**Artigo**
#####

Todos os anos, em 1º de janeiro é comemorado o dia do domínio público. Afinal, por conta dos tratados internacionais, o primeiro dia do ano é o dies a quo para a contagem de prazos de proteção da obra, quer em virtude da morte do autor[1] ou da publicação da obra no ano anterior, a depender do caso.

Em 2011[2], ingressaram em domínio público na União Europeia e no Brasil, bem como em outros países, as obras de Issac Babel, Walter Benjamin, F. Scott Fitzgerald, Paul Klee, Leon Trotsky e Nathanael West, entre outros. As comemorações incluíram o “Public Domain Day” na Universidade de Haifa (Israel); um seminário sobre o uso de obras em domínio público, em Berlim; a “Giornata del Pubblico Dominio” em Turim, entre outras. Nos Estados Unidos, não há “Public Domain Day”. Pelo menos, não antes de 2019[3]. Até lá, nenhuma obra ingressará em domínio público na seara do direito autoral, em virtude da prorrogação de prazo promovida pelo Congresso norte-americano no Copyright Term Extension Act.

É bem verdade que ao longo do século XX, várias foram as prorrogações no prazo de proteção dos direitos autorais — e não apenas nos EUA. Nos anos 1990, tanto determinados países da União Europeia quanto o Brasil dilataram a proteção de 50 e de 60 anos, respectivamente, contados da morte do autor, para 70 anos, em ambos os casos. As justificativas são muitas, desde aumento na expectativa de vida dos criadores até o lobby ostensivo dos titulares de direitos autorais. Ocorre que a internet veio redefinir tanto o papel do direito autoral quanto o do domínio público.

Até o final do século XX, os direitos autorais interessavam apenas àqueles que produziam conteúdo cultural. Produtores fonográficos, produtores de cinema e editores de livro detinham as formas de produção, normalmente caras e complicadas. Os artistas dependiam dos intermediários para publicarem suas obras e somente as obras que interessavam tais intermediários chegavam ao mercado.

Para aqueles que não trabalhavam com atividade cultural, a lei de direitos autorais então em vigor não oferecia maiores complicações nem questionamentos. Seu texto permitia, em regra, uma cópia integral de qualquer obra intelectual disponível, desde que para fins privados e sem intuito de lucro. Ocorre que a reprodução de obras intelectuais era quase sempre uma tarefa custosa, muitas vezes dispendiosa e que, não raro, resultava em cópias de baixa qualidade.

A revolução tecnológica por que passamos na virada do século XX para o XXI teve como uma de suas consequências mais visíveis a ressignificação dos direitos autorais. Se antes seu estudo era incidental, justamente por causa do baixo impacto social, agora se tornou questão de centro não apenas no ordenamento jurídico mas também na vida cotidiana. A apropriação dos meios de produção cultural por todas as classes sociais acarretou verdadeira explosão de conteúdo na chamada Web 2.0. Atualmente, qualquer pessoa munida de um aparelho celular e de um computador poderá produzir e publicar livros, música, vídeo, muitas vezes (ainda que esta não seja a regra) com considerável valor artístico e potencial econômico. Dessa forma, o direito autoral — outrora periférico — se desloca para o centro das discussões sociais.

#####

**Informações registradas**

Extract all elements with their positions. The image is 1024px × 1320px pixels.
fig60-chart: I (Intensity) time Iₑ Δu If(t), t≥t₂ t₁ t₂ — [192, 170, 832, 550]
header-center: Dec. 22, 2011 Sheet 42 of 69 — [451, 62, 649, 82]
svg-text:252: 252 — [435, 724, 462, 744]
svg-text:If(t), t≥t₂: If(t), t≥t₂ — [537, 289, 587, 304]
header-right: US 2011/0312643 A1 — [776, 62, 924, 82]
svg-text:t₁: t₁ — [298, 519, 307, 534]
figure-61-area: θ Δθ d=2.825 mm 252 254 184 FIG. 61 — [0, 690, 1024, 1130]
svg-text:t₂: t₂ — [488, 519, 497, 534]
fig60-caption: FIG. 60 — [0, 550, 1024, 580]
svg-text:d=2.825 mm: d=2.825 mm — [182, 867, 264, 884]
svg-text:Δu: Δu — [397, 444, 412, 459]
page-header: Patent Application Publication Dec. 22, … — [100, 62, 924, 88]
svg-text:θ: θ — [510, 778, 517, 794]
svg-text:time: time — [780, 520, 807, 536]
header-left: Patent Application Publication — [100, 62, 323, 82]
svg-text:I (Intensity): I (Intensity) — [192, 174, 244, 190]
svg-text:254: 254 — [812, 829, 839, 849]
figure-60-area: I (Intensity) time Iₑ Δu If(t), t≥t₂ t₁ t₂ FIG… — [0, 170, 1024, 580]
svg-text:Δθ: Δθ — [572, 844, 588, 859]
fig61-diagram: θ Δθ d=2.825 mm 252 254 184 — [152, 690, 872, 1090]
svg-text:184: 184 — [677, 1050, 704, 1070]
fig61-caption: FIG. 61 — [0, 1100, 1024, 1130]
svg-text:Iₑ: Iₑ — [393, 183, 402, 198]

#####

**Requisitos da tarefa**
Redigite, sem nenhuma alteração, o trecho do artigo sobre domínio público que vai de "Até o final" a "de baixa qualidade.".

**Resposta à tarefa**
Até o final do século XX, os direitos autorais interessavam apenas àqueles que produziam conteúdo cultural. Produtores fonográficos, produtores de cinema e editores de livro detinham as formas de produção, normalmente caras e complicadas. Os artistas dependiam dos intermediários para publicarem suas obras e somente as obras que interessavam tais intermediários chegavam ao mercado.

Para aqueles que não trabalhavam com atividade cultural, a lei de direitos autorais então em vigor não oferecia maiores complicações nem questionamentos. Seu texto permitia, em regra, uma cópia integral de qualquer obra intelectual disponível, desde que para fins privados e sem intuito de lucro. Ocorre que a reprodução de obras intelectuais era quase sempre uma tarefa custosa, muitas vezes dispendiosa e que, não raro, resultava em cópias de baixa qualidade.